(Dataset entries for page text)
====
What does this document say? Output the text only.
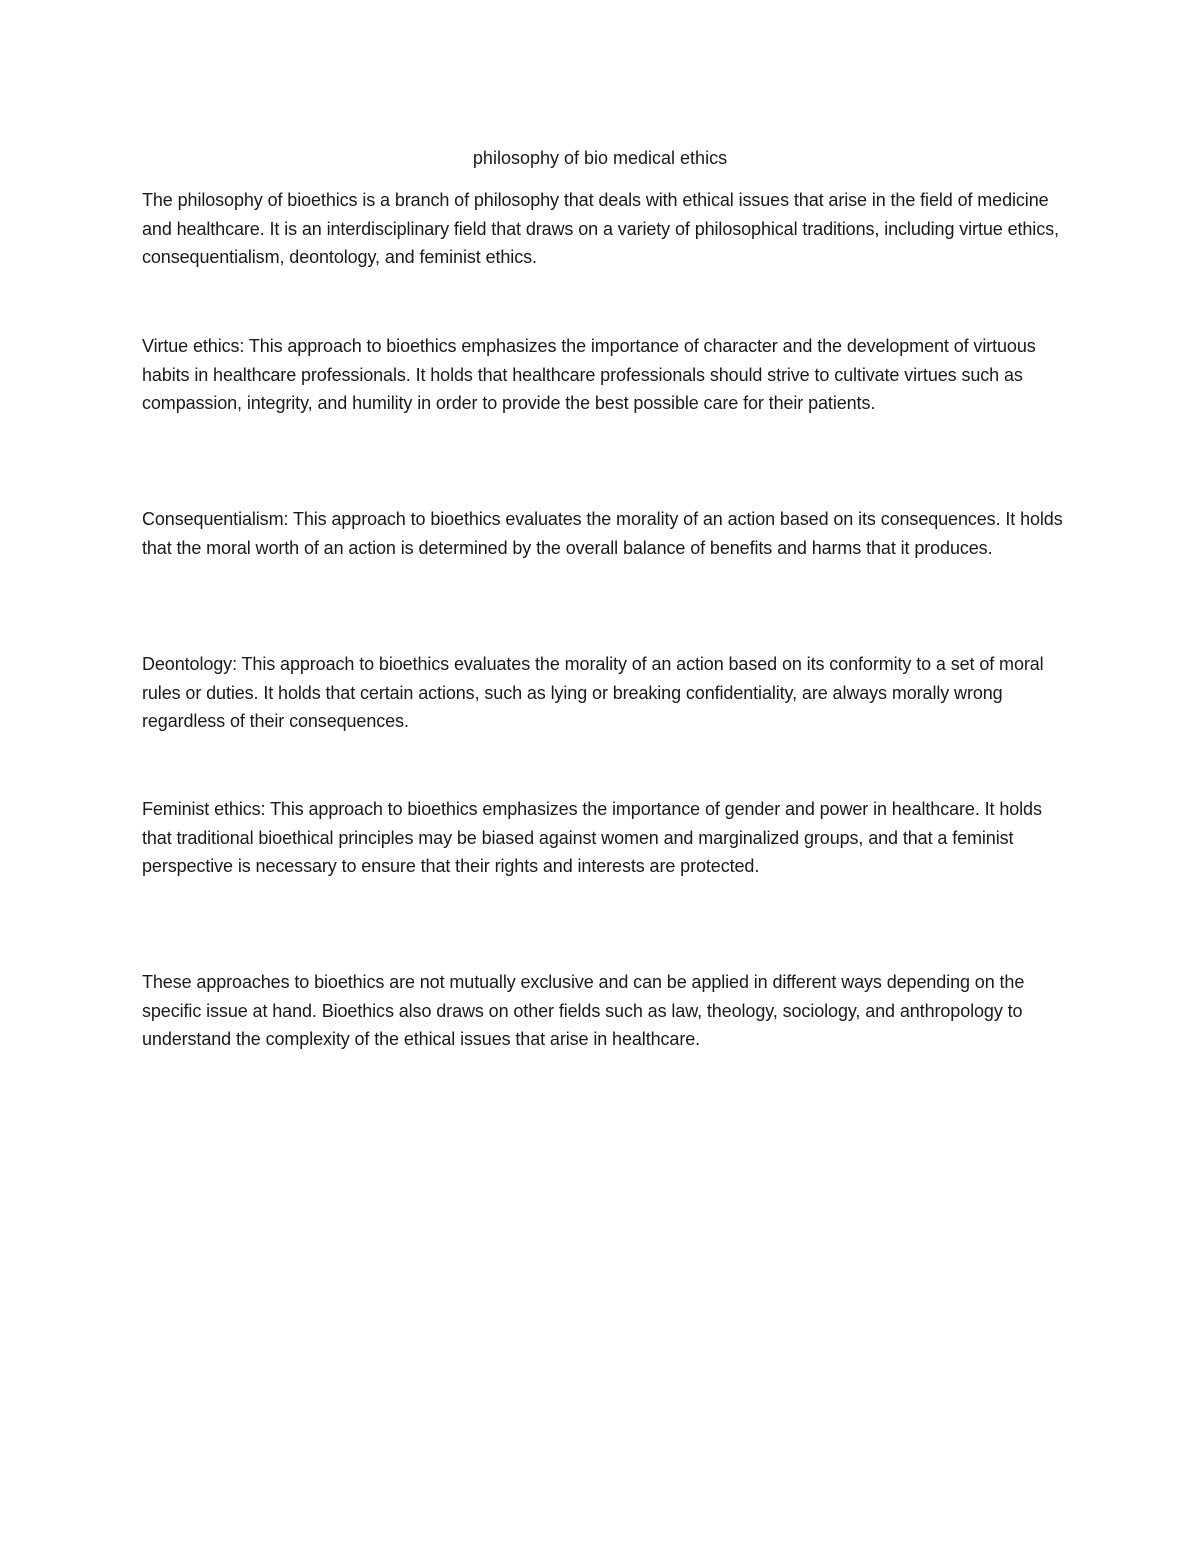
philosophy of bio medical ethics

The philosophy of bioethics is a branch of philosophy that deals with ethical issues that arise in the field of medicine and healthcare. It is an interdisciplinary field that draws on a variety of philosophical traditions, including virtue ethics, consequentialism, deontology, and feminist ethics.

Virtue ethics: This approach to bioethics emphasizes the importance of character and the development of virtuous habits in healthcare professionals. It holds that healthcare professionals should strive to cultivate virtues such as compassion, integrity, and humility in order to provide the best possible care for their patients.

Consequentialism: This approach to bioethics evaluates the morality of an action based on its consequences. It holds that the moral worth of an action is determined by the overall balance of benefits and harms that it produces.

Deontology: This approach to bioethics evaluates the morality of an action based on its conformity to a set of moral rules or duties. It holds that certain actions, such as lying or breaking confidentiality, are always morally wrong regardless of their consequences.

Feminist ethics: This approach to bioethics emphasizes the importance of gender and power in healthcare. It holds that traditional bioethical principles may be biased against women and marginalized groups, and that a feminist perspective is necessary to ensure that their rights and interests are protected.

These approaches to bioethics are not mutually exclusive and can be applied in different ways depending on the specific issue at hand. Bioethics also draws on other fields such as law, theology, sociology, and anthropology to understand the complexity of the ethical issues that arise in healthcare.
====
* Task item
Using the records above, state how many lines contain "philosophy"; a single number is the whole answer.

* Solution
2